Collected data
........
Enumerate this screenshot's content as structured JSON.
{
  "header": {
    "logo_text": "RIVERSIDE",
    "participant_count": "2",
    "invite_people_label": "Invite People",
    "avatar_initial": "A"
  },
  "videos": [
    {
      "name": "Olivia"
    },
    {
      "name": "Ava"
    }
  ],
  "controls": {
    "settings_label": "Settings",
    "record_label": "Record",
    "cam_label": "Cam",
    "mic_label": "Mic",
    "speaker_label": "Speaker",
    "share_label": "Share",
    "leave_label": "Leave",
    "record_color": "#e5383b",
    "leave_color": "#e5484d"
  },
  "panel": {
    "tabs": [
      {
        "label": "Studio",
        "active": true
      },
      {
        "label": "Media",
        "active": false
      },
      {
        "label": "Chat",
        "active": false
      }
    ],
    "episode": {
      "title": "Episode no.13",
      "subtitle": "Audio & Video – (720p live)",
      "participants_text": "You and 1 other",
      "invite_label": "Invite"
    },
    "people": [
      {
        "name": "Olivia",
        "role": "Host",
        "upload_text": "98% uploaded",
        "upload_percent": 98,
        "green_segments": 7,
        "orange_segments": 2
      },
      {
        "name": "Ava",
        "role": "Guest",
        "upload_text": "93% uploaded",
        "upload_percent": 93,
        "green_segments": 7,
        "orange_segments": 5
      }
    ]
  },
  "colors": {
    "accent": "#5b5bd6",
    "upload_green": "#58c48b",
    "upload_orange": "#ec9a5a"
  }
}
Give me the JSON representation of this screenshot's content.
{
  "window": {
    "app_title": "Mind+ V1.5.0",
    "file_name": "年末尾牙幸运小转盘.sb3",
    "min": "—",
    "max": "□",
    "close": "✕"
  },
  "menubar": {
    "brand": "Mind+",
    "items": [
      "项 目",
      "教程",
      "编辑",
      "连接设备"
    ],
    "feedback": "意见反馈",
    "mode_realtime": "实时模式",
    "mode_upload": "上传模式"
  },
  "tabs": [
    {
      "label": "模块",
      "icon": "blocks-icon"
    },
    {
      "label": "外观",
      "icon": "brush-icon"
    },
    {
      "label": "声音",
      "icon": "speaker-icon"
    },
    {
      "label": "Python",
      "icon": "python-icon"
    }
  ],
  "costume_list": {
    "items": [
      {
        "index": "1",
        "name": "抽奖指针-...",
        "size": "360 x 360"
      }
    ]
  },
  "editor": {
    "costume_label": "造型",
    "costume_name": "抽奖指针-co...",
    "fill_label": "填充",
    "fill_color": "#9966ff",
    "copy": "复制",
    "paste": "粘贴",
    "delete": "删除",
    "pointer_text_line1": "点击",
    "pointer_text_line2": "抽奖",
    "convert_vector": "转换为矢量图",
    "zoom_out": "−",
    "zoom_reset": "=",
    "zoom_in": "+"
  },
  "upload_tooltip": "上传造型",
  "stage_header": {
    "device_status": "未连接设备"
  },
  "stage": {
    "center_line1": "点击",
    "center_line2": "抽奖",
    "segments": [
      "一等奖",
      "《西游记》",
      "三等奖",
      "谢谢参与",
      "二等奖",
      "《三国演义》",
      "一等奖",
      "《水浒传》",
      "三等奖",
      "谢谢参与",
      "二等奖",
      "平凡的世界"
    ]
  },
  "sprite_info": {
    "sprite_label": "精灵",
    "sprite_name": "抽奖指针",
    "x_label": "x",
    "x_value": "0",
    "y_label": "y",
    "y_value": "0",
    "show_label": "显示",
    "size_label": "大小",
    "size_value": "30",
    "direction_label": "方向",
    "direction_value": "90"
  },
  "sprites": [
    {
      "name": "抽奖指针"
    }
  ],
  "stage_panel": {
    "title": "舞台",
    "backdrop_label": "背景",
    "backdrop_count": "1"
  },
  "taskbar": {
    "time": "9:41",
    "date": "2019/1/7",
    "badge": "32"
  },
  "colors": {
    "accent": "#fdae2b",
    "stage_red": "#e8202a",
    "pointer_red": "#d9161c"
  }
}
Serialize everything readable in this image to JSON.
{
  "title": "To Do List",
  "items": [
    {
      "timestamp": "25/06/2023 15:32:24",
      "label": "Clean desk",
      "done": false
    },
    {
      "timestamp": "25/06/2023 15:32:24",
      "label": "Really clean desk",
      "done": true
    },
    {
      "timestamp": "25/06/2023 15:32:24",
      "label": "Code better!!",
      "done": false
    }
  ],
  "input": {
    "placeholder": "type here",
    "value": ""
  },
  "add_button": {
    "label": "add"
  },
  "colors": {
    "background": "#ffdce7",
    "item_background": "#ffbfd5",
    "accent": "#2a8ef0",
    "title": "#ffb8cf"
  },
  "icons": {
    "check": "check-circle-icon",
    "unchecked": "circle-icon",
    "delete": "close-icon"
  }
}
........
Directive |
Copy every record exactly as presented.

Exercise answer |
Enumerate this screenshot's content as structured JSON.
{
  "header": {
    "logo_text": "RIVERSIDE",
    "participant_count": "2",
    "invite_people_label": "Invite People",
    "avatar_initial": "A"
  },
  "videos": [
    {
      "name": "Olivia"
    },
    {
      "name": "Ava"
    }
  ],
  "controls": {
    "settings_label": "Settings",
    "record_label": "Record",
    "cam_label": "Cam",
    "mic_label": "Mic",
    "speaker_label": "Speaker",
    "share_label": "Share",
    "leave_label": "Leave",
    "record_color": "#e5383b",
    "leave_color": "#e5484d"
  },
  "panel": {
    "tabs": [
      {
        "label": "Studio",
        "active": true
      },
      {
        "label": "Media",
        "active": false
      },
      {
        "label": "Chat",
        "active": false
      }
    ],
    "episode": {
      "title": "Episode no.13",
      "subtitle": "Audio & Video – (720p live)",
      "participants_text": "You and 1 other",
      "invite_label": "Invite"
    },
    "people": [
      {
        "name": "Olivia",
        "role": "Host",
        "upload_text": "98% uploaded",
        "upload_percent": 98,
        "green_segments": 7,
        "orange_segments": 2
      },
      {
        "name": "Ava",
        "role": "Guest",
        "upload_text": "93% uploaded",
        "upload_percent": 93,
        "green_segments": 7,
        "orange_segments": 5
      }
    ]
  },
  "colors": {
    "accent": "#5b5bd6",
    "upload_green": "#58c48b",
    "upload_orange": "#ec9a5a"
  }
}
Give me the JSON representation of this screenshot's content.
{
  "window": {
    "app_title": "Mind+ V1.5.0",
    "file_name": "年末尾牙幸运小转盘.sb3",
    "min": "—",
    "max": "□",
    "close": "✕"
  },
  "menubar": {
    "brand": "Mind+",
    "items": [
      "项 目",
      "教程",
      "编辑",
      "连接设备"
    ],
    "feedback": "意见反馈",
    "mode_realtime": "实时模式",
    "mode_upload": "上传模式"
  },
  "tabs": [
    {
      "label": "模块",
      "icon": "blocks-icon"
    },
    {
      "label": "外观",
      "icon": "brush-icon"
    },
    {
      "label": "声音",
      "icon": "speaker-icon"
    },
    {
      "label": "Python",
      "icon": "python-icon"
    }
  ],
  "costume_list": {
    "items": [
      {
        "index": "1",
        "name": "抽奖指针-...",
        "size": "360 x 360"
      }
    ]
  },
  "editor": {
    "costume_label": "造型",
    "costume_name": "抽奖指针-co...",
    "fill_label": "填充",
    "fill_color": "#9966ff",
    "copy": "复制",
    "paste": "粘贴",
    "delete": "删除",
    "pointer_text_line1": "点击",
    "pointer_text_line2": "抽奖",
    "convert_vector": "转换为矢量图",
    "zoom_out": "−",
    "zoom_reset": "=",
    "zoom_in": "+"
  },
  "upload_tooltip": "上传造型",
  "stage_header": {
    "device_status": "未连接设备"
  },
  "stage": {
    "center_line1": "点击",
    "center_line2": "抽奖",
    "segments": [
      "一等奖",
      "《西游记》",
      "三等奖",
      "谢谢参与",
      "二等奖",
      "《三国演义》",
      "一等奖",
      "《水浒传》",
      "三等奖",
      "谢谢参与",
      "二等奖",
      "平凡的世界"
    ]
  },
  "sprite_info": {
    "sprite_label": "精灵",
    "sprite_name": "抽奖指针",
    "x_label": "x",
    "x_value": "0",
    "y_label": "y",
    "y_value": "0",
    "show_label": "显示",
    "size_label": "大小",
    "size_value": "30",
    "direction_label": "方向",
    "direction_value": "90"
  },
  "sprites": [
    {
      "name": "抽奖指针"
    }
  ],
  "stage_panel": {
    "title": "舞台",
    "backdrop_label": "背景",
    "backdrop_count": "1"
  },
  "taskbar": {
    "time": "9:41",
    "date": "2019/1/7",
    "badge": "32"
  },
  "colors": {
    "accent": "#fdae2b",
    "stage_red": "#e8202a",
    "pointer_red": "#d9161c"
  }
}
Serialize everything readable in this image to JSON.
{
  "title": "To Do List",
  "items": [
    {
      "timestamp": "25/06/2023 15:32:24",
      "label": "Clean desk",
      "done": false
    },
    {
      "timestamp": "25/06/2023 15:32:24",
      "label": "Really clean desk",
      "done": true
    },
    {
      "timestamp": "25/06/2023 15:32:24",
      "label": "Code better!!",
      "done": false
    }
  ],
  "input": {
    "placeholder": "type here",
    "value": ""
  },
  "add_button": {
    "label": "add"
  },
  "colors": {
    "background": "#ffdce7",
    "item_background": "#ffbfd5",
    "accent": "#2a8ef0",
    "title": "#ffb8cf"
  },
  "icons": {
    "check": "check-circle-icon",
    "unchecked": "circle-icon",
    "delete": "close-icon"
  }
}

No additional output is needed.